Could you write out every entry exactly as it stands?

===== Data excerpts

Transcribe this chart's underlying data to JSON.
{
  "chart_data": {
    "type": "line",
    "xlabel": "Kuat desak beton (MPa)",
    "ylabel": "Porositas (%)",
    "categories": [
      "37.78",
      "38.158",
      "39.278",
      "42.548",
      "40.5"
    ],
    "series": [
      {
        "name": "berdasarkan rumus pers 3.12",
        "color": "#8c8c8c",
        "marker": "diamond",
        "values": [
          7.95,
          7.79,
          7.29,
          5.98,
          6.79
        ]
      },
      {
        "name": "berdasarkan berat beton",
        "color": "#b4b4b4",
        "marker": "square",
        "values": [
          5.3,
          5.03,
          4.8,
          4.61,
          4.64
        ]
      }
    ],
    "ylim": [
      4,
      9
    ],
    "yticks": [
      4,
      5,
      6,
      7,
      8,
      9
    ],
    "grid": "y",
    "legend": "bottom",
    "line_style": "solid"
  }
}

==========

> [Full answer]:
Transcribe this chart's underlying data to JSON.
{
  "chart_data": {
    "type": "line",
    "xlabel": "Kuat desak beton (MPa)",
    "ylabel": "Porositas (%)",
    "categories": [
      "37.78",
      "38.158",
      "39.278",
      "42.548",
      "40.5"
    ],
    "series": [
      {
        "name": "berdasarkan rumus pers 3.12",
        "color": "#8c8c8c",
        "marker": "diamond",
        "values": [
          7.95,
          7.79,
          7.29,
          5.98,
          6.79
        ]
      },
      {
        "name": "berdasarkan berat beton",
        "color": "#b4b4b4",
        "marker": "square",
        "values": [
          5.3,
          5.03,
          4.8,
          4.61,
          4.64
        ]
      }
    ],
    "ylim": [
      4,
      9
    ],
    "yticks": [
      4,
      5,
      6,
      7,
      8,
      9
    ],
    "grid": "y",
    "legend": "bottom",
    "line_style": "solid"
  }
}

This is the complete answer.